● Task requirements: Transcribe the records that follow, preserving every word.

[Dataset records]
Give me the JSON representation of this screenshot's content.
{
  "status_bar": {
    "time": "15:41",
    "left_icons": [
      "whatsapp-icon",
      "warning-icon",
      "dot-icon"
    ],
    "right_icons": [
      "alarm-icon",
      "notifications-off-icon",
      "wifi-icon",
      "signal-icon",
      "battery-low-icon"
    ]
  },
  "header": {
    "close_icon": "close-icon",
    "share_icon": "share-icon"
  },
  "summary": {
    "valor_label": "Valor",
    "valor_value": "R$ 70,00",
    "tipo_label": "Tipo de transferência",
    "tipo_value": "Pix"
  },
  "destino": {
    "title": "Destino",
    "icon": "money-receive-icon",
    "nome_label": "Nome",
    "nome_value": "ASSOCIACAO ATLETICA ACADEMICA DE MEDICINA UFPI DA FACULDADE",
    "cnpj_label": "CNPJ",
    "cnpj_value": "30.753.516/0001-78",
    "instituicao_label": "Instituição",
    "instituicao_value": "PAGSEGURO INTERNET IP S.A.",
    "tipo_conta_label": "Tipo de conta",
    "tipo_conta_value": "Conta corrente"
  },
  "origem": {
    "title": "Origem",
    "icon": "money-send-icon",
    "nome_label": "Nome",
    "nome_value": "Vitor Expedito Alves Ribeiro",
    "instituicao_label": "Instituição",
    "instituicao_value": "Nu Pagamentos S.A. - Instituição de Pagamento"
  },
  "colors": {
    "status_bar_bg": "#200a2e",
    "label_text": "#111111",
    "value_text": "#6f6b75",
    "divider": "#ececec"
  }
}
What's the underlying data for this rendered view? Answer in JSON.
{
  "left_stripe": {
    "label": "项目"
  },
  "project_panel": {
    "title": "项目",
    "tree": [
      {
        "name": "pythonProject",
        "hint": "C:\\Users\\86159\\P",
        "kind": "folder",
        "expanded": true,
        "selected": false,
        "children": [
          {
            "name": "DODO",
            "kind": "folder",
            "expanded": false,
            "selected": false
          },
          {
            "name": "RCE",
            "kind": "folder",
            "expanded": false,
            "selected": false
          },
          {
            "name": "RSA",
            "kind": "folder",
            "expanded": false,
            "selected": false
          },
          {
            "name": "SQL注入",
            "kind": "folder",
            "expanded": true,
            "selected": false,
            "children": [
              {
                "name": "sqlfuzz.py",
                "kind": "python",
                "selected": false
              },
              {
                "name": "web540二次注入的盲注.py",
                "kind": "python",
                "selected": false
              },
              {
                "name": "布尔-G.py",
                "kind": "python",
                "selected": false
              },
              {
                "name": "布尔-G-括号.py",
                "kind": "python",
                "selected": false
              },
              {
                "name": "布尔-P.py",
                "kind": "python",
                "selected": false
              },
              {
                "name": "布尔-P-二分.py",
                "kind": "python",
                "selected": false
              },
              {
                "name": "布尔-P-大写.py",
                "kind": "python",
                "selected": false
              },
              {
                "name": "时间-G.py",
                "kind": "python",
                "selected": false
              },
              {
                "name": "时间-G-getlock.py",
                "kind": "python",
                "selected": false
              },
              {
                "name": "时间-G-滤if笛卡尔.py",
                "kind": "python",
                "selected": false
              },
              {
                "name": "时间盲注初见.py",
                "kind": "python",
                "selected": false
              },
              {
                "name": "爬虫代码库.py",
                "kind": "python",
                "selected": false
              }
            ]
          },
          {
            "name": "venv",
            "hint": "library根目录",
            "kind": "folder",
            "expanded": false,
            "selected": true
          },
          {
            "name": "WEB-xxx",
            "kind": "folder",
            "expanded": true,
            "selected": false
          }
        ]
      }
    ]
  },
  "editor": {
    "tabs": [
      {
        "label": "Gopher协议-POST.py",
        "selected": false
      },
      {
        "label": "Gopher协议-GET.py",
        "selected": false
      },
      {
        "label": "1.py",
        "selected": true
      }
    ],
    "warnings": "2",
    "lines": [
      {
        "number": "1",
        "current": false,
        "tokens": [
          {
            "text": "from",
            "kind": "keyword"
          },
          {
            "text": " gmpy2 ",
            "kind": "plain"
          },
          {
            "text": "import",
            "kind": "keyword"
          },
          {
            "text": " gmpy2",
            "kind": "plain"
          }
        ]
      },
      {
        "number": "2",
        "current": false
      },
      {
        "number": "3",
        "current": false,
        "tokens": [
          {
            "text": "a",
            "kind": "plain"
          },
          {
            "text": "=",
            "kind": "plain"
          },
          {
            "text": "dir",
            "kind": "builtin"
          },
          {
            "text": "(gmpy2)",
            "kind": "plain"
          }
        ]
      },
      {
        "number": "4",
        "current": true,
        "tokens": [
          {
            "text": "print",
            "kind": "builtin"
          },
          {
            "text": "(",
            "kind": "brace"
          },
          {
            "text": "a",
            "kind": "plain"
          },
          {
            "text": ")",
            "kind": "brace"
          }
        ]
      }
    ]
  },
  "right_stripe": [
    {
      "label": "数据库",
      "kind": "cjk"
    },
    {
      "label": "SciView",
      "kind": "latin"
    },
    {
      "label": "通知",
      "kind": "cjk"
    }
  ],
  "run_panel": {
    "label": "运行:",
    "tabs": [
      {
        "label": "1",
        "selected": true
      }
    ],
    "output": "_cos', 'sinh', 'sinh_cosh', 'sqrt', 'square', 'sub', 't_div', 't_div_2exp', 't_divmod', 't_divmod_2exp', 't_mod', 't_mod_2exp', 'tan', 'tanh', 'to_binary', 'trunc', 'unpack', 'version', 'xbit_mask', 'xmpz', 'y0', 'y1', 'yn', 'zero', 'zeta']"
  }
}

● Correct output:
Give me the JSON representation of this screenshot's content.
{
  "status_bar": {
    "time": "15:41",
    "left_icons": [
      "whatsapp-icon",
      "warning-icon",
      "dot-icon"
    ],
    "right_icons": [
      "alarm-icon",
      "notifications-off-icon",
      "wifi-icon",
      "signal-icon",
      "battery-low-icon"
    ]
  },
  "header": {
    "close_icon": "close-icon",
    "share_icon": "share-icon"
  },
  "summary": {
    "valor_label": "Valor",
    "valor_value": "R$ 70,00",
    "tipo_label": "Tipo de transferência",
    "tipo_value": "Pix"
  },
  "destino": {
    "title": "Destino",
    "icon": "money-receive-icon",
    "nome_label": "Nome",
    "nome_value": "ASSOCIACAO ATLETICA ACADEMICA DE MEDICINA UFPI DA FACULDADE",
    "cnpj_label": "CNPJ",
    "cnpj_value": "30.753.516/0001-78",
    "instituicao_label": "Instituição",
    "instituicao_value": "PAGSEGURO INTERNET IP S.A.",
    "tipo_conta_label": "Tipo de conta",
    "tipo_conta_value": "Conta corrente"
  },
  "origem": {
    "title": "Origem",
    "icon": "money-send-icon",
    "nome_label": "Nome",
    "nome_value": "Vitor Expedito Alves Ribeiro",
    "instituicao_label": "Instituição",
    "instituicao_value": "Nu Pagamentos S.A. - Instituição de Pagamento"
  },
  "colors": {
    "status_bar_bg": "#200a2e",
    "label_text": "#111111",
    "value_text": "#6f6b75",
    "divider": "#ececec"
  }
}
What's the underlying data for this rendered view? Answer in JSON.
{
  "left_stripe": {
    "label": "项目"
  },
  "project_panel": {
    "title": "项目",
    "tree": [
      {
        "name": "pythonProject",
        "hint": "C:\\Users\\86159\\P",
        "kind": "folder",
        "expanded": true,
        "selected": false,
        "children": [
          {
            "name": "DODO",
            "kind": "folder",
            "expanded": false,
            "selected": false
          },
          {
            "name": "RCE",
            "kind": "folder",
            "expanded": false,
            "selected": false
          },
          {
            "name": "RSA",
            "kind": "folder",
            "expanded": false,
            "selected": false
          },
          {
            "name": "SQL注入",
            "kind": "folder",
            "expanded": true,
            "selected": false,
            "children": [
              {
                "name": "sqlfuzz.py",
                "kind": "python",
                "selected": false
              },
              {
                "name": "web540二次注入的盲注.py",
                "kind": "python",
                "selected": false
              },
              {
                "name": "布尔-G.py",
                "kind": "python",
                "selected": false
              },
              {
                "name": "布尔-G-括号.py",
                "kind": "python",
                "selected": false
              },
              {
                "name": "布尔-P.py",
                "kind": "python",
                "selected": false
              },
              {
                "name": "布尔-P-二分.py",
                "kind": "python",
                "selected": false
              },
              {
                "name": "布尔-P-大写.py",
                "kind": "python",
                "selected": false
              },
              {
                "name": "时间-G.py",
                "kind": "python",
                "selected": false
              },
              {
                "name": "时间-G-getlock.py",
                "kind": "python",
                "selected": false
              },
              {
                "name": "时间-G-滤if笛卡尔.py",
                "kind": "python",
                "selected": false
              },
              {
                "name": "时间盲注初见.py",
                "kind": "python",
                "selected": false
              },
              {
                "name": "爬虫代码库.py",
                "kind": "python",
                "selected": false
              }
            ]
          },
          {
            "name": "venv",
            "hint": "library根目录",
            "kind": "folder",
            "expanded": false,
            "selected": true
          },
          {
            "name": "WEB-xxx",
            "kind": "folder",
            "expanded": true,
            "selected": false
          }
        ]
      }
    ]
  },
  "editor": {
    "tabs": [
      {
        "label": "Gopher协议-POST.py",
        "selected": false
      },
      {
        "label": "Gopher协议-GET.py",
        "selected": false
      },
      {
        "label": "1.py",
        "selected": true
      }
    ],
    "warnings": "2",
    "lines": [
      {
        "number": "1",
        "current": false,
        "tokens": [
          {
            "text": "from",
            "kind": "keyword"
          },
          {
            "text": " gmpy2 ",
            "kind": "plain"
          },
          {
            "text": "import",
            "kind": "keyword"
          },
          {
            "text": " gmpy2",
            "kind": "plain"
          }
        ]
      },
      {
        "number": "2",
        "current": false
      },
      {
        "number": "3",
        "current": false,
        "tokens": [
          {
            "text": "a",
            "kind": "plain"
          },
          {
            "text": "=",
            "kind": "plain"
          },
          {
            "text": "dir",
            "kind": "builtin"
          },
          {
            "text": "(gmpy2)",
            "kind": "plain"
          }
        ]
      },
      {
        "number": "4",
        "current": true,
        "tokens": [
          {
            "text": "print",
            "kind": "builtin"
          },
          {
            "text": "(",
            "kind": "brace"
          },
          {
            "text": "a",
            "kind": "plain"
          },
          {
            "text": ")",
            "kind": "brace"
          }
        ]
      }
    ]
  },
  "right_stripe": [
    {
      "label": "数据库",
      "kind": "cjk"
    },
    {
      "label": "SciView",
      "kind": "latin"
    },
    {
      "label": "通知",
      "kind": "cjk"
    }
  ],
  "run_panel": {
    "label": "运行:",
    "tabs": [
      {
        "label": "1",
        "selected": true
      }
    ],
    "output": "_cos', 'sinh', 'sinh_cosh', 'sqrt', 'square', 'sub', 't_div', 't_div_2exp', 't_divmod', 't_divmod_2exp', 't_mod', 't_mod_2exp', 'tan', 'tanh', 'to_binary', 'trunc', 'unpack', 'version', 'xbit_mask', 'xmpz', 'y0', 'y1', 'yn', 'zero', 'zeta']"
  }
}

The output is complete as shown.